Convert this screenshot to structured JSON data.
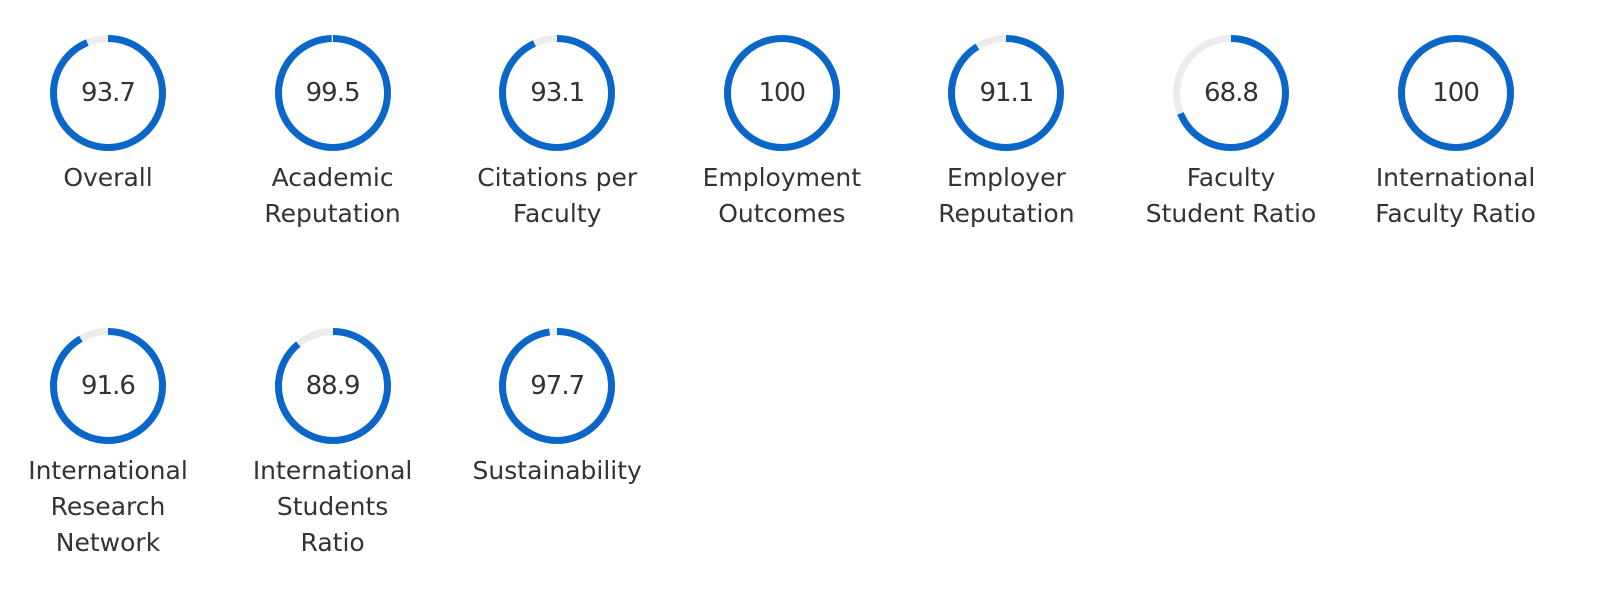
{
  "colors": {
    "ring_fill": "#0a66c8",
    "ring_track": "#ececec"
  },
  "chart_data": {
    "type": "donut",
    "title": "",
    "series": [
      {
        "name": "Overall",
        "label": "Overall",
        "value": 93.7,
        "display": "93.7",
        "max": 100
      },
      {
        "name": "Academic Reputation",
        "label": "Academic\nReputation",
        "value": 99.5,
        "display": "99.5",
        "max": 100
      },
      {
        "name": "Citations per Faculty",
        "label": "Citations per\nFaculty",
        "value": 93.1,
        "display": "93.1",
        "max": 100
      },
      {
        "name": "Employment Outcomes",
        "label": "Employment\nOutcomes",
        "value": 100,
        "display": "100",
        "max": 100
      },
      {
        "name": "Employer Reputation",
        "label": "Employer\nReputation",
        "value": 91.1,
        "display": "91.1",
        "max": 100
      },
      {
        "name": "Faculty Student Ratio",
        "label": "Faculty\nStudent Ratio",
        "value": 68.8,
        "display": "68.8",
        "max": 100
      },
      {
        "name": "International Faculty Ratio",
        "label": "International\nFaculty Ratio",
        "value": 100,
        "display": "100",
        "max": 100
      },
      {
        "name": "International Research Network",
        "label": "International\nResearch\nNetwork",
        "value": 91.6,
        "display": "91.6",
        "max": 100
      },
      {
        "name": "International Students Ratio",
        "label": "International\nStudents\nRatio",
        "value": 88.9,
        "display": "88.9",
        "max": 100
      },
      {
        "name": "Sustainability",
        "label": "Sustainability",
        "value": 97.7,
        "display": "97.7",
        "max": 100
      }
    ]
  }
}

§

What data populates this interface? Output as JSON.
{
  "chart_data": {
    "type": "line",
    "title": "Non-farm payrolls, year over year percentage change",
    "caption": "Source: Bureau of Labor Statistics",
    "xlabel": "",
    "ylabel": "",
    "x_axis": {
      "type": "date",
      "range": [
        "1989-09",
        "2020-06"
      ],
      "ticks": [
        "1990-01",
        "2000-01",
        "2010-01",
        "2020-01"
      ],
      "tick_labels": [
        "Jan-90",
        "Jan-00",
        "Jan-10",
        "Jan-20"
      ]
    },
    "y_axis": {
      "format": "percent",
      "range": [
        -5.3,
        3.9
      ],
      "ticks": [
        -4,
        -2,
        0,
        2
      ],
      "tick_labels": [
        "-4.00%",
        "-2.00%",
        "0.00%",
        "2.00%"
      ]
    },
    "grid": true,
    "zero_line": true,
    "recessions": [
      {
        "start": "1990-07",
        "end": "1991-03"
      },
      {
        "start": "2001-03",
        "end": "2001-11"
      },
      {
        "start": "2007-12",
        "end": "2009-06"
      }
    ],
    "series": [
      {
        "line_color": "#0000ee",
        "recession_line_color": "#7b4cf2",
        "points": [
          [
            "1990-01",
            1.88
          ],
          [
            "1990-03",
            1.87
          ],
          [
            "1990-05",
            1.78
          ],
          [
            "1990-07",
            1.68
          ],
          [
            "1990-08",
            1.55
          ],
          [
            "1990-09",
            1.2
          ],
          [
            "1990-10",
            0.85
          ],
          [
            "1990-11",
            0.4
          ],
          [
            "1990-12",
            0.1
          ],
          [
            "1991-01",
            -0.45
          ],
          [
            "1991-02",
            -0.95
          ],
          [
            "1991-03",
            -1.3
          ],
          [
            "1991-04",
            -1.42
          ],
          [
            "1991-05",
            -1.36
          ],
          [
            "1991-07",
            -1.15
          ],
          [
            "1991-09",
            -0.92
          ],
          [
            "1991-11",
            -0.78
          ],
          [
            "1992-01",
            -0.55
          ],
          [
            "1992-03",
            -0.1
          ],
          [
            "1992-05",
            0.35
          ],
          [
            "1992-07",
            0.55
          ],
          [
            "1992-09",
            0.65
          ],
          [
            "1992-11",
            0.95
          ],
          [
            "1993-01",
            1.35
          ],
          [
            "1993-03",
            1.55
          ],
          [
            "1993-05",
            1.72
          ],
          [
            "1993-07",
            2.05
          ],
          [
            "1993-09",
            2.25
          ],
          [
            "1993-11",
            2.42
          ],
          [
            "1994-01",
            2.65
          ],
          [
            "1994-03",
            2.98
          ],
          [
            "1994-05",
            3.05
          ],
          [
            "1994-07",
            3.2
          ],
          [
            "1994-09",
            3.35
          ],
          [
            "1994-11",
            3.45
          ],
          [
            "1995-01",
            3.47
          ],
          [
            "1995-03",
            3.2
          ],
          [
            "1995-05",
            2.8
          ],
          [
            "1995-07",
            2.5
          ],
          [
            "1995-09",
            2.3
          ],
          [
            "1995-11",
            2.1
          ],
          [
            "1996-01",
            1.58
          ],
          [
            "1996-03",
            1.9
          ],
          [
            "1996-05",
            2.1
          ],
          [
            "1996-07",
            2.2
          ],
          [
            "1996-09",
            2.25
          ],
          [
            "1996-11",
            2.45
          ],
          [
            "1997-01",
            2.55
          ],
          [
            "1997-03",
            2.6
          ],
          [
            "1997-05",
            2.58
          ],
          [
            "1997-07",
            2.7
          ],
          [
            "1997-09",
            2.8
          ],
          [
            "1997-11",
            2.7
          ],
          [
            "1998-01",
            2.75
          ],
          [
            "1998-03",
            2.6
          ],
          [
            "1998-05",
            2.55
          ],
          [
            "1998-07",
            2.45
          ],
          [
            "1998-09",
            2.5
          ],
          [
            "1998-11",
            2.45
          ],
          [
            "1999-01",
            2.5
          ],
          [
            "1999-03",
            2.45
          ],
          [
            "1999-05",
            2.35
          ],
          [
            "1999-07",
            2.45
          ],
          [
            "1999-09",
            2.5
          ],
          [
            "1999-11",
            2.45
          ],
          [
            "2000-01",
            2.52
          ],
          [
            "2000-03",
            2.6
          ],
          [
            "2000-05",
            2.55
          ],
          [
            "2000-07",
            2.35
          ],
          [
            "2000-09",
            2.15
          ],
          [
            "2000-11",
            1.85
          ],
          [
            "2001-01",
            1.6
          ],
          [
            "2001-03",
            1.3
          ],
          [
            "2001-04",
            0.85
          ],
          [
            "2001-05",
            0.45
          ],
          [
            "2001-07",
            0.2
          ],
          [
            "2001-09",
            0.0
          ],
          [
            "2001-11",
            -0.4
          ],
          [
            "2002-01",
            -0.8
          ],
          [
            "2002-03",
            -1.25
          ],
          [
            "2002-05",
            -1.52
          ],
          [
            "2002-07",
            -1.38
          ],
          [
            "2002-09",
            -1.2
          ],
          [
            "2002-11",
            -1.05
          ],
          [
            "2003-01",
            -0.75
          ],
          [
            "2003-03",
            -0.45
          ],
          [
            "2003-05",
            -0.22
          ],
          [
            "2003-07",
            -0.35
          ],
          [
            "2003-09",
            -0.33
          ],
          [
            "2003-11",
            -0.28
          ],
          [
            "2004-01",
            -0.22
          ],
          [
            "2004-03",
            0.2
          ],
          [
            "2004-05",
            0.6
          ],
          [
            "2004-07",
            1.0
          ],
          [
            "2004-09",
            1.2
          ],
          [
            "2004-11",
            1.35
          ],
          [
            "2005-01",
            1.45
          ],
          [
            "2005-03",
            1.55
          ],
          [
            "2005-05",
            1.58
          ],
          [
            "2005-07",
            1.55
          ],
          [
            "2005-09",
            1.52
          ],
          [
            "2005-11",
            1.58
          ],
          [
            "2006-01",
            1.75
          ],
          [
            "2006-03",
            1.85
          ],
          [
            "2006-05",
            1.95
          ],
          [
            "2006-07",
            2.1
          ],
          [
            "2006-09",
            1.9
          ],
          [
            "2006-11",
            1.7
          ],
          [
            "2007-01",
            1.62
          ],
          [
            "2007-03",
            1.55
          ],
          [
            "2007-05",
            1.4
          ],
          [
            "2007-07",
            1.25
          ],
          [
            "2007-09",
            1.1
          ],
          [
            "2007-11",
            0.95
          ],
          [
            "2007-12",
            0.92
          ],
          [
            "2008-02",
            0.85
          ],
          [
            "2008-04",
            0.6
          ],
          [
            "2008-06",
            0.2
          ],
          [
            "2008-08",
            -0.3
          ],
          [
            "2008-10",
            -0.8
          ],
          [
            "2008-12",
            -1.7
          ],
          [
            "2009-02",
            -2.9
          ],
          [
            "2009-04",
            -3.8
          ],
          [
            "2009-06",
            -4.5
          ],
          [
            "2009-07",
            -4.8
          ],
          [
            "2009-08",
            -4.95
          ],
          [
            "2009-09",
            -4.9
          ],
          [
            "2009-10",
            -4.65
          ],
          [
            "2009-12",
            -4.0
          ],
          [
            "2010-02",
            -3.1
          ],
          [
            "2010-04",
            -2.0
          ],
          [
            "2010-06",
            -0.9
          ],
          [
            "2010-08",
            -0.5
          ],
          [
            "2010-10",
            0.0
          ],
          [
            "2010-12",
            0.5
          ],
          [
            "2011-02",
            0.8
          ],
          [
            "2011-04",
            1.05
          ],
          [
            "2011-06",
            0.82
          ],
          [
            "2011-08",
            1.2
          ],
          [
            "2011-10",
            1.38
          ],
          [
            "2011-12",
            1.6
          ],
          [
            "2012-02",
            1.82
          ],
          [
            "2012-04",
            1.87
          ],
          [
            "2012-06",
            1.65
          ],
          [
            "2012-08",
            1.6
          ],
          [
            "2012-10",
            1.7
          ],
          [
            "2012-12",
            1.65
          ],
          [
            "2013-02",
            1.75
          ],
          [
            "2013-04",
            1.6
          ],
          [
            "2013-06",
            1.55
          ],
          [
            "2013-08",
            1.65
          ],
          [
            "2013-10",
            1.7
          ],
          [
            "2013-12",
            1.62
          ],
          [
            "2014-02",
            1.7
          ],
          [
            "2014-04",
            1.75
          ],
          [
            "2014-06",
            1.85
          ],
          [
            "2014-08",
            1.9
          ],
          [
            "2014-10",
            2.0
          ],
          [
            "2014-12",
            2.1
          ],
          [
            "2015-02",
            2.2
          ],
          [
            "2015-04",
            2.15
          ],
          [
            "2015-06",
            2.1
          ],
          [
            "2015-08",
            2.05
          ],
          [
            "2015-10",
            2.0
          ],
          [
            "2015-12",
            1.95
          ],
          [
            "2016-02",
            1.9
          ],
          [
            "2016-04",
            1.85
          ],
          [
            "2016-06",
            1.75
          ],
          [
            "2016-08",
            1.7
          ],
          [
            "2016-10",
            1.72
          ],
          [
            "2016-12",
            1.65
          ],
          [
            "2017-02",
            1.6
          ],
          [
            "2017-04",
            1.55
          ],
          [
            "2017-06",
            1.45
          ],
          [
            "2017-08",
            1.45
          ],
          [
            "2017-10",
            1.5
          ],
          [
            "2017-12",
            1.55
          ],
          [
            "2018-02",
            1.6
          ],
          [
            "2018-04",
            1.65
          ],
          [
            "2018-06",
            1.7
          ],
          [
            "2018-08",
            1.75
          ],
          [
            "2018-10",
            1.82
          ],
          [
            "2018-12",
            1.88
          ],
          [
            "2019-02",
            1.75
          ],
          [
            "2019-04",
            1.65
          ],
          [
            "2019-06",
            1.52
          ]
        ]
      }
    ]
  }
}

§

> [What is required]:
Copy each line above that contains the string "Academic".

> [Reply]:
        "name": "Academic Reputation",
        "label": "Academic\nReputation",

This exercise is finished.